[LISTING]

++++++++++

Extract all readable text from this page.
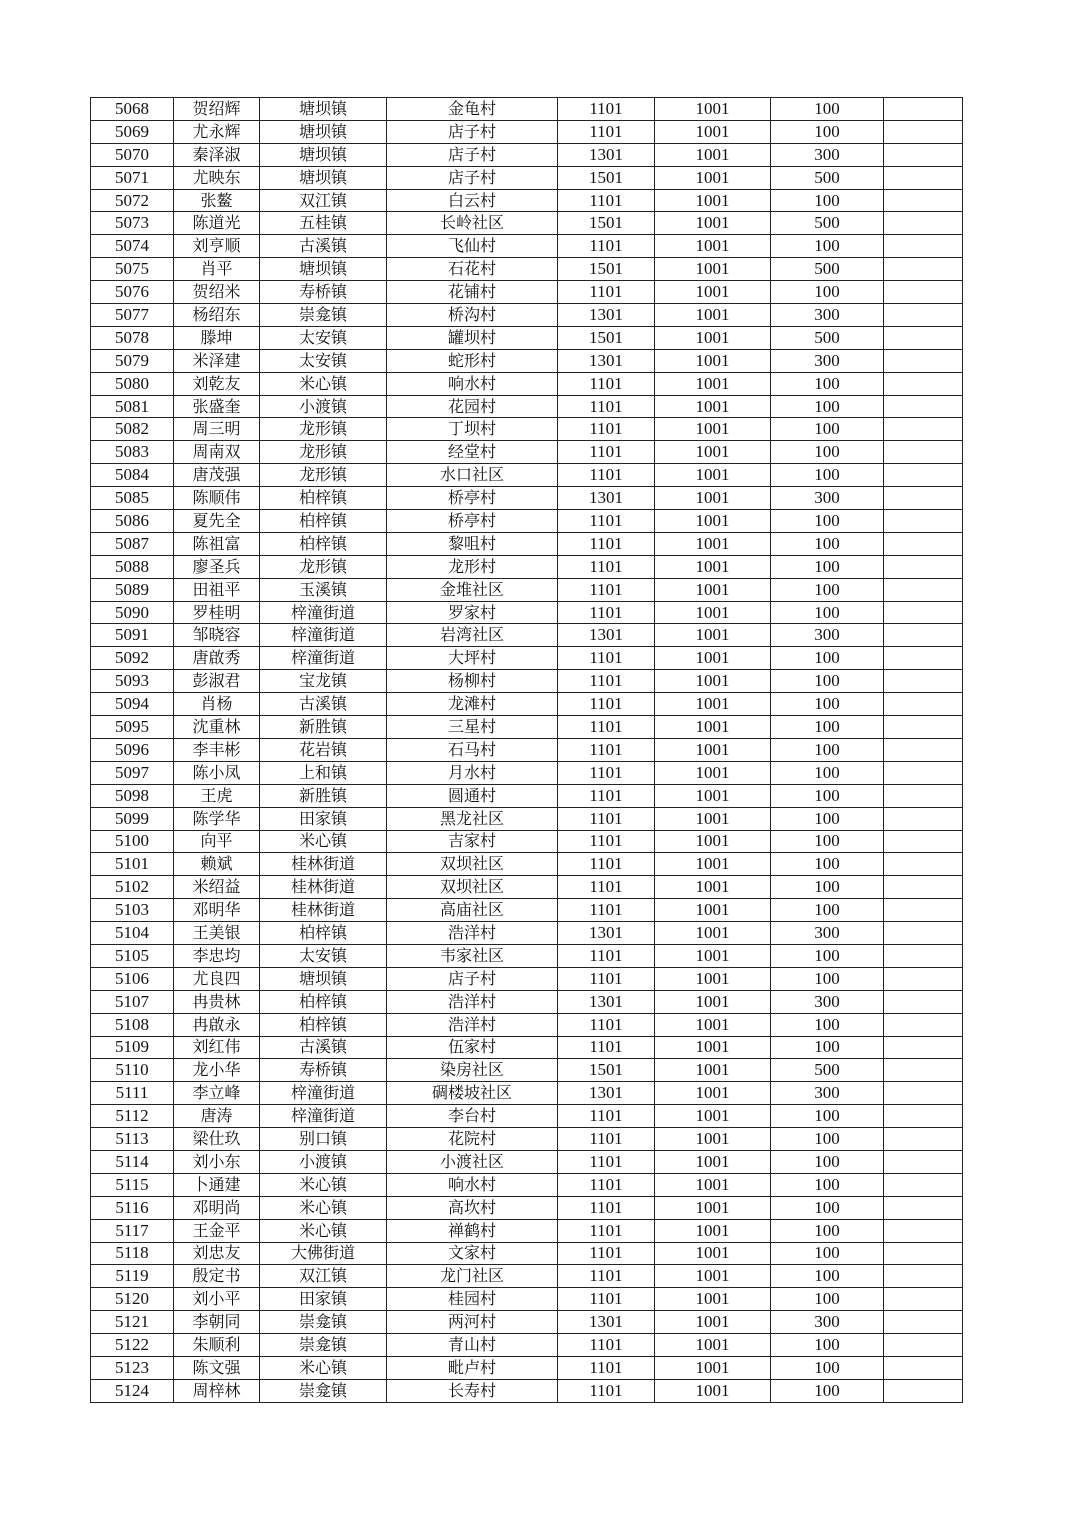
5068	贺绍辉	塘坝镇	金龟村	1101	1001	100	
5069	尤永辉	塘坝镇	店子村	1101	1001	100	
5070	秦泽淑	塘坝镇	店子村	1301	1001	300	
5071	尤映东	塘坝镇	店子村	1501	1001	500	
5072	张鳌	双江镇	白云村	1101	1001	100	
5073	陈道光	五桂镇	长岭社区	1501	1001	500	
5074	刘亨顺	古溪镇	飞仙村	1101	1001	100	
5075	肖平	塘坝镇	石花村	1501	1001	500	
5076	贺绍米	寿桥镇	花铺村	1101	1001	100	
5077	杨绍东	崇龛镇	桥沟村	1301	1001	300	
5078	滕坤	太安镇	罐坝村	1501	1001	500	
5079	米泽建	太安镇	蛇形村	1301	1001	300	
5080	刘乾友	米心镇	响水村	1101	1001	100	
5081	张盛奎	小渡镇	花园村	1101	1001	100	
5082	周三明	龙形镇	丁坝村	1101	1001	100	
5083	周南双	龙形镇	经堂村	1101	1001	100	
5084	唐茂强	龙形镇	水口社区	1101	1001	100	
5085	陈顺伟	柏梓镇	桥亭村	1301	1001	300	
5086	夏先全	柏梓镇	桥亭村	1101	1001	100	
5087	陈祖富	柏梓镇	黎咀村	1101	1001	100	
5088	廖圣兵	龙形镇	龙形村	1101	1001	100	
5089	田祖平	玉溪镇	金堆社区	1101	1001	100	
5090	罗桂明	梓潼街道	罗家村	1101	1001	100	
5091	邹晓容	梓潼街道	岩湾社区	1301	1001	300	
5092	唐啟秀	梓潼街道	大坪村	1101	1001	100	
5093	彭淑君	宝龙镇	杨柳村	1101	1001	100	
5094	肖杨	古溪镇	龙滩村	1101	1001	100	
5095	沈重林	新胜镇	三星村	1101	1001	100	
5096	李丰彬	花岩镇	石马村	1101	1001	100	
5097	陈小凤	上和镇	月水村	1101	1001	100	
5098	王虎	新胜镇	圆通村	1101	1001	100	
5099	陈学华	田家镇	黑龙社区	1101	1001	100	
5100	向平	米心镇	吉家村	1101	1001	100	
5101	赖斌	桂林街道	双坝社区	1101	1001	100	
5102	米绍益	桂林街道	双坝社区	1101	1001	100	
5103	邓明华	桂林街道	高庙社区	1101	1001	100	
5104	王美银	柏梓镇	浩洋村	1301	1001	300	
5105	李忠均	太安镇	韦家社区	1101	1001	100	
5106	尤良四	塘坝镇	店子村	1101	1001	100	
5107	冉贵林	柏梓镇	浩洋村	1301	1001	300	
5108	冉啟永	柏梓镇	浩洋村	1101	1001	100	
5109	刘红伟	古溪镇	伍家村	1101	1001	100	
5110	龙小华	寿桥镇	染房社区	1501	1001	500	
5111	李立峰	梓潼街道	碉楼坡社区	1301	1001	300	
5112	唐涛	梓潼街道	李台村	1101	1001	100	
5113	梁仕玖	别口镇	花院村	1101	1001	100	
5114	刘小东	小渡镇	小渡社区	1101	1001	100	
5115	卜通建	米心镇	响水村	1101	1001	100	
5116	邓明尚	米心镇	高坎村	1101	1001	100	
5117	王金平	米心镇	禅鹤村	1101	1001	100	
5118	刘忠友	大佛街道	文家村	1101	1001	100	
5119	殷定书	双江镇	龙门社区	1101	1001	100	
5120	刘小平	田家镇	桂园村	1101	1001	100	
5121	李朝同	崇龛镇	两河村	1301	1001	300	
5122	朱顺利	崇龛镇	青山村	1101	1001	100	
5123	陈文强	米心镇	毗卢村	1101	1001	100	
5124	周梓林	崇龛镇	长寿村	1101	1001	100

++++++++++

[GIVEN REQUEST]
Return each line that includes "梓潼街道".

[SOLUTION]
5090	罗桂明	梓潼街道	罗家村	1101	1001	100	
5091	邹晓容	梓潼街道	岩湾社区	1301	1001	300	
5092	唐啟秀	梓潼街道	大坪村	1101	1001	100	
5111	李立峰	梓潼街道	碉楼坡社区	1301	1001	300	
5112	唐涛	梓潼街道	李台村	1101	1001	100	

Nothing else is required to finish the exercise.